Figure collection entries
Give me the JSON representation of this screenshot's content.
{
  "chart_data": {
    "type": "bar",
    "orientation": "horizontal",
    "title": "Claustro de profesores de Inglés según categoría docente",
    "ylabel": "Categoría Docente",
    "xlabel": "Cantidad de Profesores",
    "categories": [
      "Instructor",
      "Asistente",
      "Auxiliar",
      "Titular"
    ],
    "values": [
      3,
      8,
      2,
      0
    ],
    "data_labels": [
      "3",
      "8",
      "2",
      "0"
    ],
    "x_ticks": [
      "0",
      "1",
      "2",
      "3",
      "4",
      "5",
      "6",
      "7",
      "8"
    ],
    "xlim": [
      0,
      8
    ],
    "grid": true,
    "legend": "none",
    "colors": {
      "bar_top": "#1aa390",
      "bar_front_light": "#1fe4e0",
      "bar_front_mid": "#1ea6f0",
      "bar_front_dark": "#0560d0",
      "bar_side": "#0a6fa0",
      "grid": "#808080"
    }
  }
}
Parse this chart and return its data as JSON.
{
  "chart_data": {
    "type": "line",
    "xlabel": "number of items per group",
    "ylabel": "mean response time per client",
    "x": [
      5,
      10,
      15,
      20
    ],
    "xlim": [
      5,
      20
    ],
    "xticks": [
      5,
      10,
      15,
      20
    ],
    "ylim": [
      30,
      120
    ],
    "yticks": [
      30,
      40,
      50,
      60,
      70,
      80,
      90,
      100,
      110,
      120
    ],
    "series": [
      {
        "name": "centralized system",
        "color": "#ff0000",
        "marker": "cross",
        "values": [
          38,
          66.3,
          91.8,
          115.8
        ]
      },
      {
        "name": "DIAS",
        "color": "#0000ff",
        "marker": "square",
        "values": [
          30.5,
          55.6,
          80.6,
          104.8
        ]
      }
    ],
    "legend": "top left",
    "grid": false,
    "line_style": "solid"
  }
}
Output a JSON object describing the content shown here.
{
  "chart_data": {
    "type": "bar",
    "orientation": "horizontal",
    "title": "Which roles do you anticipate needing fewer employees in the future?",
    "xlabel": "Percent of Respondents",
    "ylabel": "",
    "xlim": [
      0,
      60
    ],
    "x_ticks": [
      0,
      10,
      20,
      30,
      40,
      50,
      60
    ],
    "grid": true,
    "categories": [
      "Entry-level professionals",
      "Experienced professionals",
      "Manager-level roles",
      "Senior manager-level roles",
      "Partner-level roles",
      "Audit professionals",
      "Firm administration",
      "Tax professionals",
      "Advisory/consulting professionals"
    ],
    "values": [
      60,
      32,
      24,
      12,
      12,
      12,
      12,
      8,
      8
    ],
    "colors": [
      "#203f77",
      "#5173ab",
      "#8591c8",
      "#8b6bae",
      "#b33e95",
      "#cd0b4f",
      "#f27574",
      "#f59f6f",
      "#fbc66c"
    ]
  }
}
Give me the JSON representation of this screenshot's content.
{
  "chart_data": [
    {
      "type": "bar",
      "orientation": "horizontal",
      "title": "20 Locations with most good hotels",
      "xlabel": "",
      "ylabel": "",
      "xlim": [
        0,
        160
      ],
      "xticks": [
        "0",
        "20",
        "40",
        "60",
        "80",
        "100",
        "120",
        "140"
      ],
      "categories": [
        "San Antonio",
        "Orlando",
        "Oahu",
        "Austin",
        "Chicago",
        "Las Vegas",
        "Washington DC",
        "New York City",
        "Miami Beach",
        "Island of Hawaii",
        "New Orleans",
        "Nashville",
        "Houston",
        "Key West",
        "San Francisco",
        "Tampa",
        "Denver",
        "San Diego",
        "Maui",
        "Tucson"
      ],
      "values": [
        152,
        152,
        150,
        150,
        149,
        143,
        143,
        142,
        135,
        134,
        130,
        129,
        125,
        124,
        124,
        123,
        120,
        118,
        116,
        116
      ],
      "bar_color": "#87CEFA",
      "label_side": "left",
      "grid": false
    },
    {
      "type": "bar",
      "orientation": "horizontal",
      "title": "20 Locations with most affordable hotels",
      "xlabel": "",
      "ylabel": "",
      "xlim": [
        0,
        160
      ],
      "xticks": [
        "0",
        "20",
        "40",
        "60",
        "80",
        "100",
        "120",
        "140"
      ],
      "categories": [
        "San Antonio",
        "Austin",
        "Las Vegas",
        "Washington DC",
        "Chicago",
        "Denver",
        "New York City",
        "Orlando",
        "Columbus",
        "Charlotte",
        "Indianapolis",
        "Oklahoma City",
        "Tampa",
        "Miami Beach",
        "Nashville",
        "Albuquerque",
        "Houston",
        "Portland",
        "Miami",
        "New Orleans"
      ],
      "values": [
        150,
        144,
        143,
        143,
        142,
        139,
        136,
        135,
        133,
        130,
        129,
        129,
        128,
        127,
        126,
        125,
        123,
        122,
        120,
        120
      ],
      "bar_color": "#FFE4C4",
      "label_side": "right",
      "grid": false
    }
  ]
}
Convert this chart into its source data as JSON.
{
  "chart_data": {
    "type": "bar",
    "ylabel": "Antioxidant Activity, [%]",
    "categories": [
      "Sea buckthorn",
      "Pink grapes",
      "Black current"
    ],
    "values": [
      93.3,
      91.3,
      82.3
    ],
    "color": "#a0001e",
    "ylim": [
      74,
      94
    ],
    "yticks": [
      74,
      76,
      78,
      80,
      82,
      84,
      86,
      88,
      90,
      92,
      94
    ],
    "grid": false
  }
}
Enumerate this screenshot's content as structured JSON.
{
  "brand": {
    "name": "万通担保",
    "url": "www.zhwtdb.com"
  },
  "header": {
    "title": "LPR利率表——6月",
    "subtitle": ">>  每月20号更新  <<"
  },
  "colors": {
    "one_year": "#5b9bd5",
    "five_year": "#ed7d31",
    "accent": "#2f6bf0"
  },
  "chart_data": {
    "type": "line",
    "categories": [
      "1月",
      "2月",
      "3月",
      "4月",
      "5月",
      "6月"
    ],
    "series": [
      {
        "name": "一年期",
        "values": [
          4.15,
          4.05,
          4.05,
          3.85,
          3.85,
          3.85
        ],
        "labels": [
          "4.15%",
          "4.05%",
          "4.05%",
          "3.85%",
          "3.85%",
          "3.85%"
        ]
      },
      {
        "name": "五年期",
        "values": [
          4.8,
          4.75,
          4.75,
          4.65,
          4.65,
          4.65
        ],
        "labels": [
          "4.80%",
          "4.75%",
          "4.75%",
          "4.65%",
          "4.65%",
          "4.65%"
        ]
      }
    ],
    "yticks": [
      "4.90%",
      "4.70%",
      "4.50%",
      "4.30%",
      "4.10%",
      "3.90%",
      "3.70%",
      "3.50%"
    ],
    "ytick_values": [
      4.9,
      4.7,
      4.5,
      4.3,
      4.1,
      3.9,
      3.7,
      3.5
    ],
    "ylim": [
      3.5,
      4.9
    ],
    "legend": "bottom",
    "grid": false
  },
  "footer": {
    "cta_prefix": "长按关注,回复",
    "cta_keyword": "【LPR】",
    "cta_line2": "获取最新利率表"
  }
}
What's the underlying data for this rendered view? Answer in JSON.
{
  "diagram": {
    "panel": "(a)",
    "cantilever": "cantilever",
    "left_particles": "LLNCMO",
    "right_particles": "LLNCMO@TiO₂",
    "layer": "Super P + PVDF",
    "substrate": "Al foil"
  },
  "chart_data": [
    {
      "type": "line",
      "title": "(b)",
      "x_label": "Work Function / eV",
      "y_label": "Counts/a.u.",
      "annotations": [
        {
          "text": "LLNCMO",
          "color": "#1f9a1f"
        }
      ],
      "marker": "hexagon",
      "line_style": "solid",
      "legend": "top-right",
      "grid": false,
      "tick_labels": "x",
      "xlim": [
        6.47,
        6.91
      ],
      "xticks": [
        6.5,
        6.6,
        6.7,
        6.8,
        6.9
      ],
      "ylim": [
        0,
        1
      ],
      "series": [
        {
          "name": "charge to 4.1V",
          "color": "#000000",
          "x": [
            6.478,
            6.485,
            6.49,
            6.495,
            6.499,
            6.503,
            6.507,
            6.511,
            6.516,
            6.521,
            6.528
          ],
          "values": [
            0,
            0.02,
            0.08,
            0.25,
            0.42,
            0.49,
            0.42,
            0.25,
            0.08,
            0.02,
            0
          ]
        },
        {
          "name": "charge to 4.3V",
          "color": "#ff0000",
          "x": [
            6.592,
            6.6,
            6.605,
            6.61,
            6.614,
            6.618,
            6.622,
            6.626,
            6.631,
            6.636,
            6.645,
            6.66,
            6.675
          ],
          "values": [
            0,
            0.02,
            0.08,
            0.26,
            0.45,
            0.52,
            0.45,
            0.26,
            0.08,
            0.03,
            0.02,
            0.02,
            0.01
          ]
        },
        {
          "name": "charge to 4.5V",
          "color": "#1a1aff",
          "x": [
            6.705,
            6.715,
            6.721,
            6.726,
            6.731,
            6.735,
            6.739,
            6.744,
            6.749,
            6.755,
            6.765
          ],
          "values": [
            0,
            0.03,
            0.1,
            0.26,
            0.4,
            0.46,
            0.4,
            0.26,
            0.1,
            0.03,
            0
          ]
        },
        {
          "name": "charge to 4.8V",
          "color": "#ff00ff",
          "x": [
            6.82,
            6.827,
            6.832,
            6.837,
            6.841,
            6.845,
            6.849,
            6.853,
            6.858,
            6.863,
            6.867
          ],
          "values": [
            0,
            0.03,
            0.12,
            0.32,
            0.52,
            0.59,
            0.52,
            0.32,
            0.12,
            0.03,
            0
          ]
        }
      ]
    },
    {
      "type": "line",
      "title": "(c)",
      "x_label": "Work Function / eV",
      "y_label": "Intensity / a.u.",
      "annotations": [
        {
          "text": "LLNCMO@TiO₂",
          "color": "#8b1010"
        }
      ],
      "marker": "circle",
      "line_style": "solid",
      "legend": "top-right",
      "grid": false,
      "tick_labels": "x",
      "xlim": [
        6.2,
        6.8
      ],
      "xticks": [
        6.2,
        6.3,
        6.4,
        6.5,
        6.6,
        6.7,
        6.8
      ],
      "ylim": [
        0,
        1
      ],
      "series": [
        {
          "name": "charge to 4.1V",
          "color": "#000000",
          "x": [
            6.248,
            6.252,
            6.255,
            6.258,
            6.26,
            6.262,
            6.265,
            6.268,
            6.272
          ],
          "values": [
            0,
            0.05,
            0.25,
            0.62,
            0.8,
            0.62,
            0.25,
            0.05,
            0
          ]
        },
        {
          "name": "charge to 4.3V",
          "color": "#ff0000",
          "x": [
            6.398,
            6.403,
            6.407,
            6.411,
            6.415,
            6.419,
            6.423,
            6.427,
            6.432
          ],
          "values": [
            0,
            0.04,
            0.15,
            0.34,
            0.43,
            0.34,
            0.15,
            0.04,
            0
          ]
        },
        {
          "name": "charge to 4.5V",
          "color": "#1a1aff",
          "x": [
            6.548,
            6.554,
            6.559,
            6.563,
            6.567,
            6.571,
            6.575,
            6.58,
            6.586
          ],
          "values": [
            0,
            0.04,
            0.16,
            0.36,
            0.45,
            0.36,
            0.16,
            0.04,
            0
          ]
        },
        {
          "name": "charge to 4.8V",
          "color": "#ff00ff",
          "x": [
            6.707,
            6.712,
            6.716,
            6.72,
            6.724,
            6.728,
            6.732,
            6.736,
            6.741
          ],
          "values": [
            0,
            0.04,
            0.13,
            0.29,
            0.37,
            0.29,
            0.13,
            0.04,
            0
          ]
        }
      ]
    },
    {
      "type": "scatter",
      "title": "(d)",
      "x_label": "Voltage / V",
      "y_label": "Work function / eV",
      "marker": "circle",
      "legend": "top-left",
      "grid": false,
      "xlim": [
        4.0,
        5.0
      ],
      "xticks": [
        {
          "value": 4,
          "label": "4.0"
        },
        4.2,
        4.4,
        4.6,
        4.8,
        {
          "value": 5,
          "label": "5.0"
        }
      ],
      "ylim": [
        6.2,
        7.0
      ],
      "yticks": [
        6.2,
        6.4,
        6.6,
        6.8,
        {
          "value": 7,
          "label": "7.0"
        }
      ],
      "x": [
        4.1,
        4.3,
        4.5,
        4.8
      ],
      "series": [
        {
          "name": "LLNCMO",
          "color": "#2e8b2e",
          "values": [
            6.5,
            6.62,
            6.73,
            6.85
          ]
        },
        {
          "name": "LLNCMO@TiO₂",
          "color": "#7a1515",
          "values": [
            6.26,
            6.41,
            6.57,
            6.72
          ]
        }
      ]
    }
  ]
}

What to work on ▸
Gather each line holding the string "most".

Full answer ▸
      "title": "20 Locations with most good hotels",
      "title": "20 Locations with most affordable hotels",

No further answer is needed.